Data records
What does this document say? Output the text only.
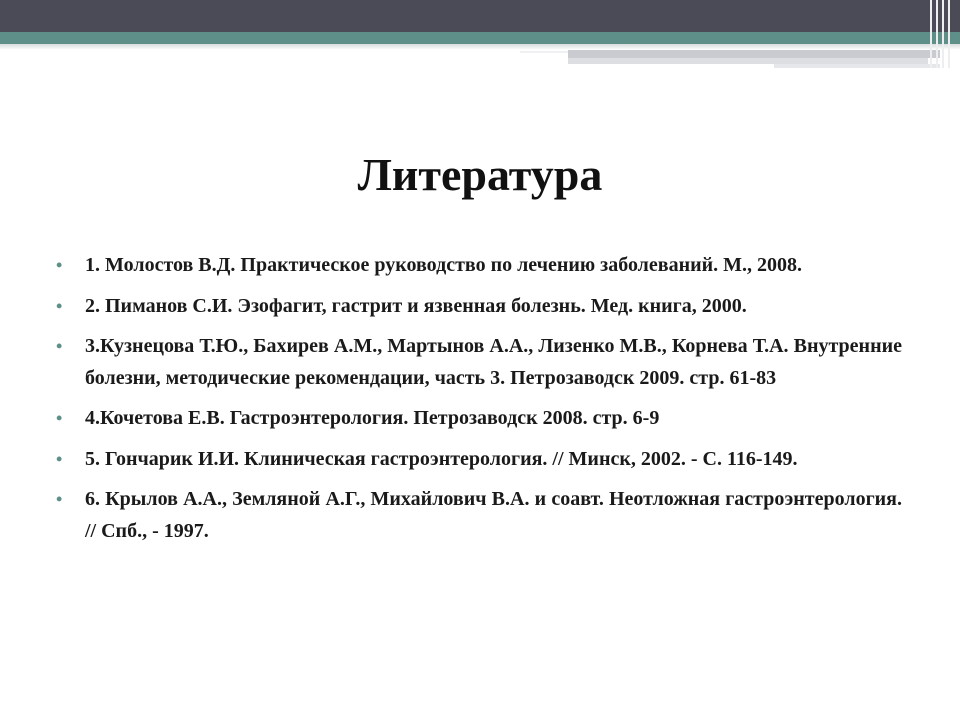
Литература
• 1. Молостов В.Д. Практическое руководство по лечению заболеваний. М., 2008.
• 2. Пиманов С.И. Эзофагит, гастрит и язвенная болезнь. Мед. книга, 2000.
• 3.Кузнецова Т.Ю., Бахирев А.М., Мартынов А.А., Лизенко М.В., Корнева Т.А. Внутренние болезни, методические рекомендации, часть 3. Петрозаводск 2009. стр. 61-83
• 4.Кочетова Е.В. Гастроэнтерология. Петрозаводск 2008. стр. 6-9
• 5. Гончарик И.И. Клиническая гастроэнтерология. // Минск, 2002. - С. 116-149.
• 6. Крылов А.А., Земляной А.Г., Михайлович В.А. и соавт. Неотложная гастроэнтерология. // Спб., - 1997.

Task objective
Reproduce the material above in full, exactly, with no images.

Task output
What does this document say? Output the text only.
Литература
• 1. Молостов В.Д. Практическое руководство по лечению заболеваний. М., 2008.
• 2. Пиманов С.И. Эзофагит, гастрит и язвенная болезнь. Мед. книга, 2000.
• 3.Кузнецова Т.Ю., Бахирев А.М., Мартынов А.А., Лизенко М.В., Корнева Т.А. Внутренние болезни, методические рекомендации, часть 3. Петрозаводск 2009. стр. 61-83
• 4.Кочетова Е.В. Гастроэнтерология. Петрозаводск 2008. стр. 6-9
• 5. Гончарик И.И. Клиническая гастроэнтерология. // Минск, 2002. - С. 116-149.
• 6. Крылов А.А., Земляной А.Г., Михайлович В.А. и соавт. Неотложная гастроэнтерология. // Спб., - 1997.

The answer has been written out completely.